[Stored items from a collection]
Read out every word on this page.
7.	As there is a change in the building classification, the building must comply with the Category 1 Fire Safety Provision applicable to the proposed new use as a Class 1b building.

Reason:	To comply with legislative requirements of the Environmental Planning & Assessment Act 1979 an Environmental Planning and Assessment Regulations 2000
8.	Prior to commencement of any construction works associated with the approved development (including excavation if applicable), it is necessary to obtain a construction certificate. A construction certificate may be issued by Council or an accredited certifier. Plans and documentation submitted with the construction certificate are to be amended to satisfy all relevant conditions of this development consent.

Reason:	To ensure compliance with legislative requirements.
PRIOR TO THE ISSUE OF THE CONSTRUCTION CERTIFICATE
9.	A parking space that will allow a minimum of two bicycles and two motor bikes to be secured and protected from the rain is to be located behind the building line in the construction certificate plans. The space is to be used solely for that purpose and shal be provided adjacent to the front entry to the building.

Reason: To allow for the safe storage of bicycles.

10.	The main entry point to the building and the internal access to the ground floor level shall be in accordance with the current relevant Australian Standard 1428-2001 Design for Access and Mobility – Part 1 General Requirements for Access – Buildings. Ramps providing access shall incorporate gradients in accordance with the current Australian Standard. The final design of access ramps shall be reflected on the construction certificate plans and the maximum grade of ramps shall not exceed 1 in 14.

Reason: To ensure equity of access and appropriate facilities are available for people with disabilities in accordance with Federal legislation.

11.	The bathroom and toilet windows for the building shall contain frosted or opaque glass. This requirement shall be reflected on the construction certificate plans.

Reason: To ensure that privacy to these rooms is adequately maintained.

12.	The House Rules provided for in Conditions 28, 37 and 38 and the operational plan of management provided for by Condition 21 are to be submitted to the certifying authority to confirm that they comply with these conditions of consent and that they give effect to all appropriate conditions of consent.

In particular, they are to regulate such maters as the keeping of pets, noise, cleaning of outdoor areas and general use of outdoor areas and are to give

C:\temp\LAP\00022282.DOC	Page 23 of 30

• Instruction
Retype the material in full. Each word must match.

• Exercise result
Read out every word on this page.
7.	As there is a change in the building classification, the building must comply with the Category 1 Fire Safety Provision applicable to the proposed new use as a Class 1b building.

Reason:	To comply with legislative requirements of the Environmental Planning & Assessment Act 1979 an Environmental Planning and Assessment Regulations 2000
8.	Prior to commencement of any construction works associated with the approved development (including excavation if applicable), it is necessary to obtain a construction certificate. A construction certificate may be issued by Council or an accredited certifier. Plans and documentation submitted with the construction certificate are to be amended to satisfy all relevant conditions of this development consent.

Reason:	To ensure compliance with legislative requirements.
PRIOR TO THE ISSUE OF THE CONSTRUCTION CERTIFICATE
9.	A parking space that will allow a minimum of two bicycles and two motor bikes to be secured and protected from the rain is to be located behind the building line in the construction certificate plans. The space is to be used solely for that purpose and shal be provided adjacent to the front entry to the building.

Reason: To allow for the safe storage of bicycles.

10.	The main entry point to the building and the internal access to the ground floor level shall be in accordance with the current relevant Australian Standard 1428-2001 Design for Access and Mobility – Part 1 General Requirements for Access – Buildings. Ramps providing access shall incorporate gradients in accordance with the current Australian Standard. The final design of access ramps shall be reflected on the construction certificate plans and the maximum grade of ramps shall not exceed 1 in 14.

Reason: To ensure equity of access and appropriate facilities are available for people with disabilities in accordance with Federal legislation.

11.	The bathroom and toilet windows for the building shall contain frosted or opaque glass. This requirement shall be reflected on the construction certificate plans.

Reason: To ensure that privacy to these rooms is adequately maintained.

12.	The House Rules provided for in Conditions 28, 37 and 38 and the operational plan of management provided for by Condition 21 are to be submitted to the certifying authority to confirm that they comply with these conditions of consent and that they give effect to all appropriate conditions of consent.

In particular, they are to regulate such maters as the keeping of pets, noise, cleaning of outdoor areas and general use of outdoor areas and are to give

C:\temp\LAP\00022282.DOC	Page 23 of 30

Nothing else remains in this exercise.